Reproduce the entries in full, with no changes.

Extracted records
● ● ● ● ●

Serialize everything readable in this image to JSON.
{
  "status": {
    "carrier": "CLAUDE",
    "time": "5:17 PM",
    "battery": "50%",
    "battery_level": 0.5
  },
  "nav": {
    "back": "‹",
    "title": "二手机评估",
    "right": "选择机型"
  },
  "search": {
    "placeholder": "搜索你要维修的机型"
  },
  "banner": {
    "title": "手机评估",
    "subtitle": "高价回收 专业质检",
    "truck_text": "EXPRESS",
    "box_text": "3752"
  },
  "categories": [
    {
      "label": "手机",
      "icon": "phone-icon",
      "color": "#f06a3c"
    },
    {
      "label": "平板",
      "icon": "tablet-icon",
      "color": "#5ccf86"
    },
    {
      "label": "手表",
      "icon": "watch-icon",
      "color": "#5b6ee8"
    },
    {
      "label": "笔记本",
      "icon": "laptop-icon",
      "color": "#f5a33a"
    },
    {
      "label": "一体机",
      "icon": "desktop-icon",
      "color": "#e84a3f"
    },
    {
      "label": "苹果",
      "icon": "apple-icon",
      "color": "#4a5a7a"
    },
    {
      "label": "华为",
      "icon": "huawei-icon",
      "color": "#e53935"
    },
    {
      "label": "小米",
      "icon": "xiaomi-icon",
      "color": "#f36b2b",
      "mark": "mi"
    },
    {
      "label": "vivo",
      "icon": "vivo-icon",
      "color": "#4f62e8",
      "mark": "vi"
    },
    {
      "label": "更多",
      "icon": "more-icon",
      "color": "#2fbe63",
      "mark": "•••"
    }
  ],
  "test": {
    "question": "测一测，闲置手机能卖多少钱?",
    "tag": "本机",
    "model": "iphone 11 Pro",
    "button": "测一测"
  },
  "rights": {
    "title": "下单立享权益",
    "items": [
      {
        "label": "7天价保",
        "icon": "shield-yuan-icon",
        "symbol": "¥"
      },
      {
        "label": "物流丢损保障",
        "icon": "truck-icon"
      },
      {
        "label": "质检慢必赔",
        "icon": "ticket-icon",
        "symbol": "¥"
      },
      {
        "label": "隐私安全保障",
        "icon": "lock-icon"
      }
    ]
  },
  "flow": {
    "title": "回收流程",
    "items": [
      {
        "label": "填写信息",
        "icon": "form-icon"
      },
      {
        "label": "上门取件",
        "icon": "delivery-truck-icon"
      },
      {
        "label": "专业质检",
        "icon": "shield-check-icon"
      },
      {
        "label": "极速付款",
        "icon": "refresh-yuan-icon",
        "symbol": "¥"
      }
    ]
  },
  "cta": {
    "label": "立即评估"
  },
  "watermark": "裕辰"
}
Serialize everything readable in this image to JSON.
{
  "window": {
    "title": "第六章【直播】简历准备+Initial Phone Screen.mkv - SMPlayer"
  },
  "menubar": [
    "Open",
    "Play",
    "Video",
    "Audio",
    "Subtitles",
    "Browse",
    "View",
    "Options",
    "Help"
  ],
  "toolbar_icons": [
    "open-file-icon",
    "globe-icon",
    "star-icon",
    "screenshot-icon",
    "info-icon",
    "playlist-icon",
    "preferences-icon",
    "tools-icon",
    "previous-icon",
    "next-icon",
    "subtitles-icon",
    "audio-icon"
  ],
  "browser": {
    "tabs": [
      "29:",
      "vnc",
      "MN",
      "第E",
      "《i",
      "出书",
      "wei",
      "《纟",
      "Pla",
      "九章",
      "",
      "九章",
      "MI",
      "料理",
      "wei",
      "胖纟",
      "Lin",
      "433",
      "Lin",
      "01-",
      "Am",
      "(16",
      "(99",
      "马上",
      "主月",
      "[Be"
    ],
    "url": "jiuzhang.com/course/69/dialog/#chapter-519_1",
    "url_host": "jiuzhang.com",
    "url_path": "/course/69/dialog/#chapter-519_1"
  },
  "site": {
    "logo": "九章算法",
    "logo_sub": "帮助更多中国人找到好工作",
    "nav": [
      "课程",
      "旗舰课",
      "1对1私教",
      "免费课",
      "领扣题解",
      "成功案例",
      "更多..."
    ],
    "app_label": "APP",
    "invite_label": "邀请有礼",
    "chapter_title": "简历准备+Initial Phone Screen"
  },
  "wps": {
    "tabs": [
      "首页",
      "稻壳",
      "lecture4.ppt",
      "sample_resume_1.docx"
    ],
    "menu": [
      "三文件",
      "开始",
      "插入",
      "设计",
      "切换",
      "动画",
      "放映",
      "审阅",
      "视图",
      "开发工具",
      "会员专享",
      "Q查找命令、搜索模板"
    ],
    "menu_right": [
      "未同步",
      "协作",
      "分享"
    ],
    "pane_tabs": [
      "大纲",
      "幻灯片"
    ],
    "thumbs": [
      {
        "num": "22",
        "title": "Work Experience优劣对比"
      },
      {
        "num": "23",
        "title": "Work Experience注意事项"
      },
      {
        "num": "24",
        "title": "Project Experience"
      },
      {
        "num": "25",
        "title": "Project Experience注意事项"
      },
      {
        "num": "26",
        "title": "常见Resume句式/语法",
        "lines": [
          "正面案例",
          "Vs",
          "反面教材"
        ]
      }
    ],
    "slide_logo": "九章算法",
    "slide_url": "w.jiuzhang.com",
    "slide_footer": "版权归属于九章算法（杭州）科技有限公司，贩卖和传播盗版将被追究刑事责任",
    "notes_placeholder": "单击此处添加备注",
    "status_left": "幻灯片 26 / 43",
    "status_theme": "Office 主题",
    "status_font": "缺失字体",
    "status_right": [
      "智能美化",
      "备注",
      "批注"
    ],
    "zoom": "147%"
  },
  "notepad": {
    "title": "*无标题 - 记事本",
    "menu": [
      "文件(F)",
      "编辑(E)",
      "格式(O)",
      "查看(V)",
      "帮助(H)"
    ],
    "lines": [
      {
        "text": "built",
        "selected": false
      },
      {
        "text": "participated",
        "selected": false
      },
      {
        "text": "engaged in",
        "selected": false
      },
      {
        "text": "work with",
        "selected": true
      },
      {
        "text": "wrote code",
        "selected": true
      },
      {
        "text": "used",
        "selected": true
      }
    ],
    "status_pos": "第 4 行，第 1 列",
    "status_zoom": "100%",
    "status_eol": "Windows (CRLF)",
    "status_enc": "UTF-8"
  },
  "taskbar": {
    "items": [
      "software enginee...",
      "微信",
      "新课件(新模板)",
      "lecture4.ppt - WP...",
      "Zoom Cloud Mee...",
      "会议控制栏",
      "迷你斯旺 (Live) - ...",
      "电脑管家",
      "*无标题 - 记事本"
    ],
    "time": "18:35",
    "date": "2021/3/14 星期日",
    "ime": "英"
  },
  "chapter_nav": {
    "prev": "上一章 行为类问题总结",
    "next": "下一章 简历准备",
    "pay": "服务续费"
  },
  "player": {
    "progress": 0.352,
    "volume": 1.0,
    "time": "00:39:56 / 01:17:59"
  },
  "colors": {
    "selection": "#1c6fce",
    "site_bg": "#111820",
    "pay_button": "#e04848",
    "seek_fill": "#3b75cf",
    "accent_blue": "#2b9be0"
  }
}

● ● ● ● ●

## WRITTEN RESPONSE
Serialize everything readable in this image to JSON.
{
  "status": {
    "carrier": "CLAUDE",
    "time": "5:17 PM",
    "battery": "50%",
    "battery_level": 0.5
  },
  "nav": {
    "back": "‹",
    "title": "二手机评估",
    "right": "选择机型"
  },
  "search": {
    "placeholder": "搜索你要维修的机型"
  },
  "banner": {
    "title": "手机评估",
    "subtitle": "高价回收 专业质检",
    "truck_text": "EXPRESS",
    "box_text": "3752"
  },
  "categories": [
    {
      "label": "手机",
      "icon": "phone-icon",
      "color": "#f06a3c"
    },
    {
      "label": "平板",
      "icon": "tablet-icon",
      "color": "#5ccf86"
    },
    {
      "label": "手表",
      "icon": "watch-icon",
      "color": "#5b6ee8"
    },
    {
      "label": "笔记本",
      "icon": "laptop-icon",
      "color": "#f5a33a"
    },
    {
      "label": "一体机",
      "icon": "desktop-icon",
      "color": "#e84a3f"
    },
    {
      "label": "苹果",
      "icon": "apple-icon",
      "color": "#4a5a7a"
    },
    {
      "label": "华为",
      "icon": "huawei-icon",
      "color": "#e53935"
    },
    {
      "label": "小米",
      "icon": "xiaomi-icon",
      "color": "#f36b2b",
      "mark": "mi"
    },
    {
      "label": "vivo",
      "icon": "vivo-icon",
      "color": "#4f62e8",
      "mark": "vi"
    },
    {
      "label": "更多",
      "icon": "more-icon",
      "color": "#2fbe63",
      "mark": "•••"
    }
  ],
  "test": {
    "question": "测一测，闲置手机能卖多少钱?",
    "tag": "本机",
    "model": "iphone 11 Pro",
    "button": "测一测"
  },
  "rights": {
    "title": "下单立享权益",
    "items": [
      {
        "label": "7天价保",
        "icon": "shield-yuan-icon",
        "symbol": "¥"
      },
      {
        "label": "物流丢损保障",
        "icon": "truck-icon"
      },
      {
        "label": "质检慢必赔",
        "icon": "ticket-icon",
        "symbol": "¥"
      },
      {
        "label": "隐私安全保障",
        "icon": "lock-icon"
      }
    ]
  },
  "flow": {
    "title": "回收流程",
    "items": [
      {
        "label": "填写信息",
        "icon": "form-icon"
      },
      {
        "label": "上门取件",
        "icon": "delivery-truck-icon"
      },
      {
        "label": "专业质检",
        "icon": "shield-check-icon"
      },
      {
        "label": "极速付款",
        "icon": "refresh-yuan-icon",
        "symbol": "¥"
      }
    ]
  },
  "cta": {
    "label": "立即评估"
  },
  "watermark": "裕辰"
}
Serialize everything readable in this image to JSON.
{
  "window": {
    "title": "第六章【直播】简历准备+Initial Phone Screen.mkv - SMPlayer"
  },
  "menubar": [
    "Open",
    "Play",
    "Video",
    "Audio",
    "Subtitles",
    "Browse",
    "View",
    "Options",
    "Help"
  ],
  "toolbar_icons": [
    "open-file-icon",
    "globe-icon",
    "star-icon",
    "screenshot-icon",
    "info-icon",
    "playlist-icon",
    "preferences-icon",
    "tools-icon",
    "previous-icon",
    "next-icon",
    "subtitles-icon",
    "audio-icon"
  ],
  "browser": {
    "tabs": [
      "29:",
      "vnc",
      "MN",
      "第E",
      "《i",
      "出书",
      "wei",
      "《纟",
      "Pla",
      "九章",
      "",
      "九章",
      "MI",
      "料理",
      "wei",
      "胖纟",
      "Lin",
      "433",
      "Lin",
      "01-",
      "Am",
      "(16",
      "(99",
      "马上",
      "主月",
      "[Be"
    ],
    "url": "jiuzhang.com/course/69/dialog/#chapter-519_1",
    "url_host": "jiuzhang.com",
    "url_path": "/course/69/dialog/#chapter-519_1"
  },
  "site": {
    "logo": "九章算法",
    "logo_sub": "帮助更多中国人找到好工作",
    "nav": [
      "课程",
      "旗舰课",
      "1对1私教",
      "免费课",
      "领扣题解",
      "成功案例",
      "更多..."
    ],
    "app_label": "APP",
    "invite_label": "邀请有礼",
    "chapter_title": "简历准备+Initial Phone Screen"
  },
  "wps": {
    "tabs": [
      "首页",
      "稻壳",
      "lecture4.ppt",
      "sample_resume_1.docx"
    ],
    "menu": [
      "三文件",
      "开始",
      "插入",
      "设计",
      "切换",
      "动画",
      "放映",
      "审阅",
      "视图",
      "开发工具",
      "会员专享",
      "Q查找命令、搜索模板"
    ],
    "menu_right": [
      "未同步",
      "协作",
      "分享"
    ],
    "pane_tabs": [
      "大纲",
      "幻灯片"
    ],
    "thumbs": [
      {
        "num": "22",
        "title": "Work Experience优劣对比"
      },
      {
        "num": "23",
        "title": "Work Experience注意事项"
      },
      {
        "num": "24",
        "title": "Project Experience"
      },
      {
        "num": "25",
        "title": "Project Experience注意事项"
      },
      {
        "num": "26",
        "title": "常见Resume句式/语法",
        "lines": [
          "正面案例",
          "Vs",
          "反面教材"
        ]
      }
    ],
    "slide_logo": "九章算法",
    "slide_url": "w.jiuzhang.com",
    "slide_footer": "版权归属于九章算法（杭州）科技有限公司，贩卖和传播盗版将被追究刑事责任",
    "notes_placeholder": "单击此处添加备注",
    "status_left": "幻灯片 26 / 43",
    "status_theme": "Office 主题",
    "status_font": "缺失字体",
    "status_right": [
      "智能美化",
      "备注",
      "批注"
    ],
    "zoom": "147%"
  },
  "notepad": {
    "title": "*无标题 - 记事本",
    "menu": [
      "文件(F)",
      "编辑(E)",
      "格式(O)",
      "查看(V)",
      "帮助(H)"
    ],
    "lines": [
      {
        "text": "built",
        "selected": false
      },
      {
        "text": "participated",
        "selected": false
      },
      {
        "text": "engaged in",
        "selected": false
      },
      {
        "text": "work with",
        "selected": true
      },
      {
        "text": "wrote code",
        "selected": true
      },
      {
        "text": "used",
        "selected": true
      }
    ],
    "status_pos": "第 4 行，第 1 列",
    "status_zoom": "100%",
    "status_eol": "Windows (CRLF)",
    "status_enc": "UTF-8"
  },
  "taskbar": {
    "items": [
      "software enginee...",
      "微信",
      "新课件(新模板)",
      "lecture4.ppt - WP...",
      "Zoom Cloud Mee...",
      "会议控制栏",
      "迷你斯旺 (Live) - ...",
      "电脑管家",
      "*无标题 - 记事本"
    ],
    "time": "18:35",
    "date": "2021/3/14 星期日",
    "ime": "英"
  },
  "chapter_nav": {
    "prev": "上一章 行为类问题总结",
    "next": "下一章 简历准备",
    "pay": "服务续费"
  },
  "player": {
    "progress": 0.352,
    "volume": 1.0,
    "time": "00:39:56 / 01:17:59"
  },
  "colors": {
    "selection": "#1c6fce",
    "site_bg": "#111820",
    "pay_button": "#e04848",
    "seek_fill": "#3b75cf",
    "accent_blue": "#2b9be0"
  }
}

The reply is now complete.